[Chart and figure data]
+-------+

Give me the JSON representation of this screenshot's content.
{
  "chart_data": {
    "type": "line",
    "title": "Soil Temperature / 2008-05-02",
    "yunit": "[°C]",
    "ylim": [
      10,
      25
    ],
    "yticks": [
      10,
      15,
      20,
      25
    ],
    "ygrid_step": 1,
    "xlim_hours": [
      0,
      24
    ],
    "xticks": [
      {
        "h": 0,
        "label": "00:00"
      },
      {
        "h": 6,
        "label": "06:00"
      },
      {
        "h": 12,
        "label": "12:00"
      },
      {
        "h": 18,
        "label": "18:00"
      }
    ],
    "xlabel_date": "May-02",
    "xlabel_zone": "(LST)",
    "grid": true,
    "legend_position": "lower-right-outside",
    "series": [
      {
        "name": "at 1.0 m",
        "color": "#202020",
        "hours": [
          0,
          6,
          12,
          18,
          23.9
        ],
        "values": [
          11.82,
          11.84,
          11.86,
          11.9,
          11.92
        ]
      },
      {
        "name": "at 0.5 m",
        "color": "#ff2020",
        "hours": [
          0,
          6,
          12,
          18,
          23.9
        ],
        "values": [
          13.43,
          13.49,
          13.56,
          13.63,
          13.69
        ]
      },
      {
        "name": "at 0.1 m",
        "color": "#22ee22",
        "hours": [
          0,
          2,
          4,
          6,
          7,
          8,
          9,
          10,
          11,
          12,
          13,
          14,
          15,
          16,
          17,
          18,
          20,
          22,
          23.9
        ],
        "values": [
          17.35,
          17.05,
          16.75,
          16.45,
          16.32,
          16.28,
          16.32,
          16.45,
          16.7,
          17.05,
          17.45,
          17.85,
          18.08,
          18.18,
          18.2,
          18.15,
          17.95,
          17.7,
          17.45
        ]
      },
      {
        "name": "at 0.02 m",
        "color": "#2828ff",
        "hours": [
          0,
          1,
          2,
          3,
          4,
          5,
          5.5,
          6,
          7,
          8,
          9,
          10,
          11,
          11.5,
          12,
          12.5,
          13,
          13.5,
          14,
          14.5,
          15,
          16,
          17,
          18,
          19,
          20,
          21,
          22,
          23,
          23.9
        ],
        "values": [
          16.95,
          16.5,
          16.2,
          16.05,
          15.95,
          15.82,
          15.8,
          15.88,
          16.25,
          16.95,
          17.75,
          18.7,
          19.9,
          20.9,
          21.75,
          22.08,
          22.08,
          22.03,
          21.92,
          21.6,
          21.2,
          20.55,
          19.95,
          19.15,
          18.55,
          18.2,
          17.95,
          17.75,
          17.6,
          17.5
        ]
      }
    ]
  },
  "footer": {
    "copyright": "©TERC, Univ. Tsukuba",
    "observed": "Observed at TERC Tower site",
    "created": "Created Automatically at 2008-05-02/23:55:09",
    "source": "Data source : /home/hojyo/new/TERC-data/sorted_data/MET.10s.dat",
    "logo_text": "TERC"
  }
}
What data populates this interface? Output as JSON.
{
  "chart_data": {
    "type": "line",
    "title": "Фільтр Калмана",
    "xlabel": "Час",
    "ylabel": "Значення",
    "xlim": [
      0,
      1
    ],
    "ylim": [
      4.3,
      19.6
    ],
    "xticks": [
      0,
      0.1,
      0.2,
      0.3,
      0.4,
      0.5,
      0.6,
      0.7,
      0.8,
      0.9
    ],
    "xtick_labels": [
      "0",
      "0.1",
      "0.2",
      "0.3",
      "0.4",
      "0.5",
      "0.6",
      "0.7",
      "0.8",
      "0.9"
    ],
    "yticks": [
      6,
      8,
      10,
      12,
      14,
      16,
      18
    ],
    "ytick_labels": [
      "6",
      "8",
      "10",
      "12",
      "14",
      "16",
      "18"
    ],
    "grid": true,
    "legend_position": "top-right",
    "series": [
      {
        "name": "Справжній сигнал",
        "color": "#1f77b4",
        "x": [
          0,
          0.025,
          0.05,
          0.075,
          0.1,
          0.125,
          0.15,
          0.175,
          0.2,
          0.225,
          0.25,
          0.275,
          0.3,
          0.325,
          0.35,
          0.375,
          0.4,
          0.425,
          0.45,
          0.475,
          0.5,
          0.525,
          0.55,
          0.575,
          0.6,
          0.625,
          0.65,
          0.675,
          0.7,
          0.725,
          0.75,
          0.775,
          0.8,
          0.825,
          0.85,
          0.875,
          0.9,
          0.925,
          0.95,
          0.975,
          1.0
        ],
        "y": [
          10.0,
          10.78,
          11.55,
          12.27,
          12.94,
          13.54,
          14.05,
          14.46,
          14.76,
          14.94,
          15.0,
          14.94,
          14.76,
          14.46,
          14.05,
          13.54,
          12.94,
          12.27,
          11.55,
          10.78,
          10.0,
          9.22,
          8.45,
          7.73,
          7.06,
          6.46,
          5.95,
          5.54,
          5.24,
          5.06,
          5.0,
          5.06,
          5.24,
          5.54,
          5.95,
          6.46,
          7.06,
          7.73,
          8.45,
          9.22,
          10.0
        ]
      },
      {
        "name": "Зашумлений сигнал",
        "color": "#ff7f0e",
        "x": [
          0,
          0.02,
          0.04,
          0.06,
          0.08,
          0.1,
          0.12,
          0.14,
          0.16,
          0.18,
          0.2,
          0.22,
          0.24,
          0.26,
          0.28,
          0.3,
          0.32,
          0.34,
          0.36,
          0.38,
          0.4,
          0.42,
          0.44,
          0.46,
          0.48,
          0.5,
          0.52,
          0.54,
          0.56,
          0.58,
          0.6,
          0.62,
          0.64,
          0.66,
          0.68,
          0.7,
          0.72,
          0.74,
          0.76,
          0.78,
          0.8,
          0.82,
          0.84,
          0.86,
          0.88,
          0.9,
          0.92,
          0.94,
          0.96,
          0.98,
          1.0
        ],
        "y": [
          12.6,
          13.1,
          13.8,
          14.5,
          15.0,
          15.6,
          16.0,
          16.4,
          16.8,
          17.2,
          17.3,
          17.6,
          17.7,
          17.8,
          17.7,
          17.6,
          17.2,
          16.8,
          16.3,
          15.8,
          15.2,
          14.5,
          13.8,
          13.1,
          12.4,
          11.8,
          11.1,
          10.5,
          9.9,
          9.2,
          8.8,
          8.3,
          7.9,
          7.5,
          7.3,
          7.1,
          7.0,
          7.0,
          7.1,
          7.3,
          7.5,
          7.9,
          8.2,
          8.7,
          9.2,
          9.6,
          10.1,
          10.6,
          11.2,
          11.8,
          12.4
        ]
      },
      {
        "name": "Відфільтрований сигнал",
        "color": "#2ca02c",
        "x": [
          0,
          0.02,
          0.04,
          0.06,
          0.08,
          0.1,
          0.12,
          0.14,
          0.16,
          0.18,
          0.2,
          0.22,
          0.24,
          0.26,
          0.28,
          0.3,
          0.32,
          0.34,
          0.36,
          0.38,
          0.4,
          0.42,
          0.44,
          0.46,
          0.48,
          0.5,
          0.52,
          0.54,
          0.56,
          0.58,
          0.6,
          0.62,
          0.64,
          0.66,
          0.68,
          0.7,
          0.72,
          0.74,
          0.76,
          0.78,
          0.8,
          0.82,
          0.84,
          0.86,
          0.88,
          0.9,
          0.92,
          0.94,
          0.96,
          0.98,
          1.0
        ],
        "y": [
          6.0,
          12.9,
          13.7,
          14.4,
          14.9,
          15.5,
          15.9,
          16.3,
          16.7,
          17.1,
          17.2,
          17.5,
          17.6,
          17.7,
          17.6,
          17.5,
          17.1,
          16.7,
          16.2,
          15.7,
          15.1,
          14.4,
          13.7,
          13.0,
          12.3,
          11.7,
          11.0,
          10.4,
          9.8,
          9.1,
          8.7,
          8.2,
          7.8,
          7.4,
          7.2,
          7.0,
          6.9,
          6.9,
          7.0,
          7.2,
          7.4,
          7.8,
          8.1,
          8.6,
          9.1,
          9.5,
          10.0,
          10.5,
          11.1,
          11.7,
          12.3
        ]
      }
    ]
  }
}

+-------+

#### [Exercise details]
Take each line containing the string "сигнал" and copy it out.

#### [Answer]
        "name": "Справжній сигнал",
        "name": "Зашумлений сигнал",
        "name": "Відфільтрований сигнал",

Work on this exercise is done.